GIVEN PASSAGE:
┄┄┄┄┄┄┄┄┄┄

# bachmann climax



## pete (Jan 2, 2008)

I,am thinking of buying a bach climax. But i need to know if the engine will run ok on r1 curves. All of our track is lgb and our curves are r1 4ft curves. I made the mistake of buying a bach connie that will not run on ri curves it,s a great looking engine with phoenix sound but i cannot run it on our layout and i do not want to make the same mistake again. Thanks for any help.


----------



## Dwight Ennis (Jan 2, 2008)

My Bachmann Climax never had any problem running on R1 curves - even R1 reverse curves with no straight section between them (something my Bachmann Shay didn't like). I don't think you'll have any problem. Do make sure you get the rear driveline fix if the loco doesn't have it already.


----------



## pete (Jan 2, 2008)

Dwight thank you for your response it helps alot. Like i said in my question i have made one costly mistake and did not want to repeat it again. Thanks again.


----------



## pete (Jan 2, 2008)

Dwight what do you mean by get the rear drive fixed.


----------



## paintjockey (Jan 3, 2008)

Is this NOGRS Pete? 
If so, Pete this is Terry. You are welcome to run my Climax first if you want to see if it can make it through your layout. The drive line fix Dwight is referring to is a slipjoint they put on the rear drive shaft in case the front and rear truck are not running equally it won't allow the drive shaft to bind up. 

Terry


----------



## pete (Jan 2, 2008)

Hi Terry yep it,s me and thanks for the offer


----------



## Dwight Ennis (Jan 2, 2008)

Dwight what do you mean by get the rear drive fixed.The Climax as first delivered had a solid rear drive shaft. This could cause the drive mechanism to bind up and lock up the trucks, which in turn caused things to heat up. Often the result was melting of the plastic around the truck power connections at the bolster. Bachmann's fix was a new rear drive shaft that incorporated a slip joint, allowing enough slip in the drive line to avoid locking things up.


----------



## Steve Stockham (Jan 2, 2008)

┄┄┄┄┄┄┄┄┄┄

Collected data

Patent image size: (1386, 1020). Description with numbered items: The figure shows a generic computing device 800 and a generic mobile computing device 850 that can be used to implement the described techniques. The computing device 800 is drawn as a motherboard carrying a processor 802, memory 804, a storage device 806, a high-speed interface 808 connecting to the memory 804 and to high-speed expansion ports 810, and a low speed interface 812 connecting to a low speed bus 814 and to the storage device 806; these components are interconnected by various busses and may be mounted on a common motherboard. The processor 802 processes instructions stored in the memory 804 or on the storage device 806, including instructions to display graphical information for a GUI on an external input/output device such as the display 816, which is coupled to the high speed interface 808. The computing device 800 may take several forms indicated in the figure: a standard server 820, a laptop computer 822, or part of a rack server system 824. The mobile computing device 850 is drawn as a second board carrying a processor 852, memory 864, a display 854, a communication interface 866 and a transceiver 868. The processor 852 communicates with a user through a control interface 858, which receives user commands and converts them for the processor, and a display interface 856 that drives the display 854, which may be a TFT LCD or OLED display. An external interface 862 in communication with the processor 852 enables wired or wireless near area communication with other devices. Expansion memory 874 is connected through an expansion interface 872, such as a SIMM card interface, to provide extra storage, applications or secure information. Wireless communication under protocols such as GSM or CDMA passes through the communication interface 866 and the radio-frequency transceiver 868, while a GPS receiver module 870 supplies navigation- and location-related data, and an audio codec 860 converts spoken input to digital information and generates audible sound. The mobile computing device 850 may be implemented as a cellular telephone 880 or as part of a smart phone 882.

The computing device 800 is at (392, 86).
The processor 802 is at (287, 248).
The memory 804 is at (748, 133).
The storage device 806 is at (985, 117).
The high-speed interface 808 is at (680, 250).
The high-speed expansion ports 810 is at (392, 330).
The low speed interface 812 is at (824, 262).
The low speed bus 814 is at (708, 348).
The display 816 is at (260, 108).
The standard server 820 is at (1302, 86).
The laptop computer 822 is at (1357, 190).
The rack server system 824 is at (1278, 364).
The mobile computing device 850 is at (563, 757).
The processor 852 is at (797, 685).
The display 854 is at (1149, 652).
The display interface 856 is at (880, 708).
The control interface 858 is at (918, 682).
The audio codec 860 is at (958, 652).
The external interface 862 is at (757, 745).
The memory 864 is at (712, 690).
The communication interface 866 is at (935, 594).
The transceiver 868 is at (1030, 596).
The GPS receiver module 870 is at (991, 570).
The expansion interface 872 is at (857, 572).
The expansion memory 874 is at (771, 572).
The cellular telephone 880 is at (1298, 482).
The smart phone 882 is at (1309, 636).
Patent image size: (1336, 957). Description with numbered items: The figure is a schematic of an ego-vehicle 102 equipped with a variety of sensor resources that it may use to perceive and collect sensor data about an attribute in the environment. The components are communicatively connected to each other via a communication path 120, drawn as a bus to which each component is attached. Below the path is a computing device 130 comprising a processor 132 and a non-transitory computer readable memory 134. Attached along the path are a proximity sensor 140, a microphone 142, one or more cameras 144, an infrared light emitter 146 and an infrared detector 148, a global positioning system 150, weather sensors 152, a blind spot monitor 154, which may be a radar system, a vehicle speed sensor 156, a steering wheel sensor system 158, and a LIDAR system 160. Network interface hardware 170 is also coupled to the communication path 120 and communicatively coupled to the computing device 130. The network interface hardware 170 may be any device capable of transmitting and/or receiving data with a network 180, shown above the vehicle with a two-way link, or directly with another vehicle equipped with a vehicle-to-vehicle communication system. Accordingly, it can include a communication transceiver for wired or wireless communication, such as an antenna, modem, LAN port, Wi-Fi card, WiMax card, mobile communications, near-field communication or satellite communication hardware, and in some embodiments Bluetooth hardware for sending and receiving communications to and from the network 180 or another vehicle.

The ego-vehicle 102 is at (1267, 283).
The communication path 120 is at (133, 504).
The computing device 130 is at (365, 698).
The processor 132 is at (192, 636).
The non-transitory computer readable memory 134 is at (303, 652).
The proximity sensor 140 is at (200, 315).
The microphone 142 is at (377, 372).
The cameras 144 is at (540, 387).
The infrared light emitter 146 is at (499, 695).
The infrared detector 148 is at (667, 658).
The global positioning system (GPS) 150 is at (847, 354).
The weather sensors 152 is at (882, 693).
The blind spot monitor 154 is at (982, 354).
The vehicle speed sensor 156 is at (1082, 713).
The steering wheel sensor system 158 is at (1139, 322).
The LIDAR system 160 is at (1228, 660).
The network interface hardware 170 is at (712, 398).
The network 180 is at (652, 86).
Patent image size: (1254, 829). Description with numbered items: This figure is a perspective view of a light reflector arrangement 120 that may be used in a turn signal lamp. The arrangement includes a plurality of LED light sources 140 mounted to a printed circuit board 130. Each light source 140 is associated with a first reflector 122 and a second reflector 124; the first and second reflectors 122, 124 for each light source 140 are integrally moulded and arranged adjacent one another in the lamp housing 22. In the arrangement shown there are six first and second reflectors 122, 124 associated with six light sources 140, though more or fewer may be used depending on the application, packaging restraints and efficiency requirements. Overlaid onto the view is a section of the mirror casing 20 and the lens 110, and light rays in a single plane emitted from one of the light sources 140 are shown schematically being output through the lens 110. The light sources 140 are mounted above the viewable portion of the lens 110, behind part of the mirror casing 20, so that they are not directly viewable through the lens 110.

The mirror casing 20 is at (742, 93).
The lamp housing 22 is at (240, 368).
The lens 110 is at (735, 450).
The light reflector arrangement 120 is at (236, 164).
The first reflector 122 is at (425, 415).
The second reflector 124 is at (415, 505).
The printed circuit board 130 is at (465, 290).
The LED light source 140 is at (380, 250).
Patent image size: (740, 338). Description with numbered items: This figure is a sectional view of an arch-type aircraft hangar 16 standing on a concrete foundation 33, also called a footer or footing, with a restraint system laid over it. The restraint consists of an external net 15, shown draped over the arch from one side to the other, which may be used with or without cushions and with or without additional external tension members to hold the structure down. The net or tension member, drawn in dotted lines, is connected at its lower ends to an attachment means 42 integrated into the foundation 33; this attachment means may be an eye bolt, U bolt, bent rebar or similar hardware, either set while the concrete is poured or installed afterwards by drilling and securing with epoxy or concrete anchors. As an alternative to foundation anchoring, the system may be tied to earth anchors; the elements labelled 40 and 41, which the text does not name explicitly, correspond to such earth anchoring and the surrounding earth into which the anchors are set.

┄┄┄┄┄┄┄┄┄┄

DIRECTION:
Resume the forum thread about running a Bachmann Climax on R1 curves, picking up after its last line. The listing has nothing to do with the forum thread about the Bachmann Climax.

OUTPUT BELOW:
To add a little more info, the Climax has two power blocks that are _supposed_ to be interconnected according to Bachmann advertising of the time......but they're not! Each one gets it's power from the eight wheels with plunger style spring w/ball bearing power pick-ups. A problem (small one) that developed was when the engine had a sound system and was hauling a heavy load it also was drawing some heavy amperage and this was causing the springs in the power pick-ups to over-heat and thus cause the springs to lose some of their tension. This loss of tensile strength allowed for weak or no conductivity which led to intermittent power. It was not unusual to see your Climax trying to go up a hill with only one power truck actually moving! Replacing the springs with more robust ones was the recommended solution if you wanted to remain track powered. Otherwise, battery r/c was recommended as a viable alternative (which is what I did.) The Climax is a cute but small logging "lokie" which has NO problem navigating R1 curves!


----------



## George Schreyer (Jan 16, 2009)

see link for details of the problems that a new Climax may have and what to do about them 

http://www.girr.org/girr/tips/tips5/climax_tips.html


----------



## Dwight Ennis (Jan 2, 2008)

And a little more... Dave Goodson had great results by bypassing the bolster power pickups altogether and hard-wiring the trucks directly using small gauge flexible stranded lead.


----------



## pete (Jan 2, 2008)

Once again thanks for all the information.I found acouple of climax engines on ebay but they have no sound also no return policy.Nichlos Smith has them at $499 with phoenix sound. What to do???


----------



## blueregal (Jan 3, 2008)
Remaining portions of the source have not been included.